• _PAGE_
In the name of straight-through processing (STP) of
securities trades, financial services companies over the next two
years will spend an estimated $6bn (£3.7bn) replacing their manual
processes by plugging into virtual trade-matching utilities (VMU),
installing middleware and integrating front- and back-end computer
systems.
In simple terms, STP is the removal of manual processes in the
trade-processing cycle, including paper and disparate data systems,
creating an unbroken electronic stream of information from the
broker/dealer to the clearinghouse. At present, much of the trades
process still relies on fax or telephone.
STP includes messaging standards, translation middleware and
electronic connectivity among investment managers, broker/dealers,
custodian banks and clearing companies. One confusing aspect of STP
is its association with T+1, or trade plus one day. T+1 refers to
reducing the trade settlement cycle from the current standard of
three days to one, and it is dependent on STP's electronic
efficiencies.
The Securities Industry Association (SIA), an US financial
industry group, has lead the charge toward STP and T+1. But the 11
September terrorist attacks in 2001 and the economic downturn
squelched the SIA's effort to move to T+1 by 2005, as attention and
budgets turned toward more critical needs such as disaster
recovery, business continuity and regulatory compliance. The SIA
stated in July that it will focus on promoting STP by 2004, with no
deadline for T+1.
The real incentive to move to STP, the SIA argues, is the return
on investment, which could be considerable for many companies.
For example, Northern Trust in Chicago went live in August with
an e-mail alert system that replaced a labour-intensive fax process
for notifying investment managers of corporate actions such as
mergers, acquisitions and name changes. The homegrown technology,
called Corporate Action Delivery and Response system, took a year
to develop and cost just under $10m. It has reduced the number of
employees required for data input by up to 70% and improved
productivity by 50% to 60%t, says Teresa Parker, who is responsible
for securities and banking operations worldwide at Northern
Trust.
The web-based e-mail system runs off a Sun Solaris server, while
production data, including accounting programs, runs off IBM
iSeries and zSeries mainframes. The e-mail application is a
proprietary program based on Java. It's used for sending
securities-related data to fund managers, who are online using
either the Society for Worldwide Interbank Financial
Telecommunications (SWIFT) industry messaging standard or
Northern's web-based product.
"Before, it took 10 people to process 1,000 trades a day, and
now it takes four people," says Parker. But there is risk involved
in moving to an all-electronic process. "If you get a trade wrong,
the most you're going to pay for is the lost interest on the trade.
If you get a corporate action wrong, you might have to sell a
security you got by mistake. That could be 17 cents, or it could be
millions of dollars," she says.
IT managers say that the benefits of STP outweigh the risks. A
move to an all-electronic flow of information allows managers and
broker/dealers to see a stock price first and react to it, which
can translate into increased profitability and improved customer
service, according to Larry Tabb, an analyst at research specialist
TowerGroup.

Dataset rows:
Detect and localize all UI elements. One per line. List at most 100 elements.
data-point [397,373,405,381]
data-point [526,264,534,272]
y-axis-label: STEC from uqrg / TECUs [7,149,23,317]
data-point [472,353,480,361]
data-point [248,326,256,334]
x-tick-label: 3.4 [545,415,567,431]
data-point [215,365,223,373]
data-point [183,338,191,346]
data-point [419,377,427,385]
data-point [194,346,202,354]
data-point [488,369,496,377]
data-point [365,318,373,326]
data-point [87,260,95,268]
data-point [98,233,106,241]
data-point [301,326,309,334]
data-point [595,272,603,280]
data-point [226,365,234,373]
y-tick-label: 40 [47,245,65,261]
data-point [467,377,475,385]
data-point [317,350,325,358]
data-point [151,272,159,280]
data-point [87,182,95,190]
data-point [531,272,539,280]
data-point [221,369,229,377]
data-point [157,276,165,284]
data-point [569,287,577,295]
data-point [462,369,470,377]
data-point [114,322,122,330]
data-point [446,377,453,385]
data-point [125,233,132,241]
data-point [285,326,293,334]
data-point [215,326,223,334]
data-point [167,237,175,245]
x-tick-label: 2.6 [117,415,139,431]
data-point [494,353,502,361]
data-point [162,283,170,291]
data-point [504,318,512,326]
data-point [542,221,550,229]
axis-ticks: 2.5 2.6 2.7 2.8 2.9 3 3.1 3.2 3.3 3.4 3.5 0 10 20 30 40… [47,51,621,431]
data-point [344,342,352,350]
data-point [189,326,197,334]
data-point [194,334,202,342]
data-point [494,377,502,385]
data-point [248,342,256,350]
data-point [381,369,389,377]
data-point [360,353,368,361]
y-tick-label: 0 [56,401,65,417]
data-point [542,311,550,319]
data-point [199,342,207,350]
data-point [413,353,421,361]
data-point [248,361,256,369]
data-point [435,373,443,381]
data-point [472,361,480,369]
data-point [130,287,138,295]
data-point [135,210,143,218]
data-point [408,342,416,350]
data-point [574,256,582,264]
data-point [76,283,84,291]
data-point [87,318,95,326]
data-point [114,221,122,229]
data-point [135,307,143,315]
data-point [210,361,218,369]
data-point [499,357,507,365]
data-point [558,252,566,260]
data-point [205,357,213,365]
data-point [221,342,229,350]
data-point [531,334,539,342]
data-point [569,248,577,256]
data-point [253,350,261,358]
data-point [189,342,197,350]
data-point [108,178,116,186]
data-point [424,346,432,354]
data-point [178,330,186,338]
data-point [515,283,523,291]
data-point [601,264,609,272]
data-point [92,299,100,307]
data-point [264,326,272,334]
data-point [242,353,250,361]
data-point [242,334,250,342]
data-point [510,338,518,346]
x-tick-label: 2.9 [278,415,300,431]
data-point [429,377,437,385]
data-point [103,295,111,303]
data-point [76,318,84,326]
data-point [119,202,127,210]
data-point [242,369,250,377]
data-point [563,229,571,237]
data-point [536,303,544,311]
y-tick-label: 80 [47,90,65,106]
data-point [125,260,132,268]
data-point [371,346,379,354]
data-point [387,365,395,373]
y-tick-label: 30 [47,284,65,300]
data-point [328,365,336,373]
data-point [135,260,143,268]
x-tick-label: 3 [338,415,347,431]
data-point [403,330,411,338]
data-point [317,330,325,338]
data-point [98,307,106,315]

• _DIRECTIONS_
[1] Answer these questions from the article on straight-through processing.
(a) How much are financial services companies estimated to spend on replacing manual processes over the next two years?
(b) What does T+1 refer to?
(c) According to Parker, how many people did it take to process 1,000 trades a day before, and how many does it take now?
[2] Write a continuation of the article on straight-through processing, starting after its final sentence.
These entries have no connection to the article on straight-through processing.

• _FINAL ANSWERS_
[1]
(a) An estimated $6bn (£3.7bn).
(b) Reducing the trade settlement cycle from the current standard of three days to one.
(c) Before, it took 10 people; now it takes four.

[2]
Electronic systems also require fewer salespeople, who are
normally busy writing down orders and having staff keypunch
information into back-end systems. STP also helps remove errors
from orders that in a manual process can be entered at any point as
orders move internally and externally from a fund manager or retail
broker to a custodian bank and a clearing house.
Integrating internal systems
Because banks work with multiple brokerages to authorise the
release of funds that are used to cover securities trades, the
manual approval processes used today can take several days to clear
even one trade.
"Firms use multiple systems, and not all of them are linked
together. The issues have to do with linking all the systems
together so transactions flow from one to another with no one
handling it. There are snafus everywhere along the line," says
Tabb.
Internal message standards for cash reporting, bulk payments,
investment funds, securities pretrade processes and
customer-to-bank credit transfers are virtually nonexistent, say
analysts.
Applications and messaging systems within securities firms and
banks weren't created with consistent architectures, so middleware
is needed to send data from one message format, such as the
Financial Information Exchange (FIX) protocol, to back-end systems
that may use proprietary formats.
Generally, high-value customers - those who trade more than
$100,000 a day - call brokers or sales representatives on a trading
desk to check their account balances, stock holdings and what
excess cash they might have to invest. Sales representatives then
write up order tickets by hand and fax them to an operations
department, where someone else keys in the order into back-office
systems. Those orders then have to be reconciled between the front
and back office to make sure all the tickets were received without
any missed trades.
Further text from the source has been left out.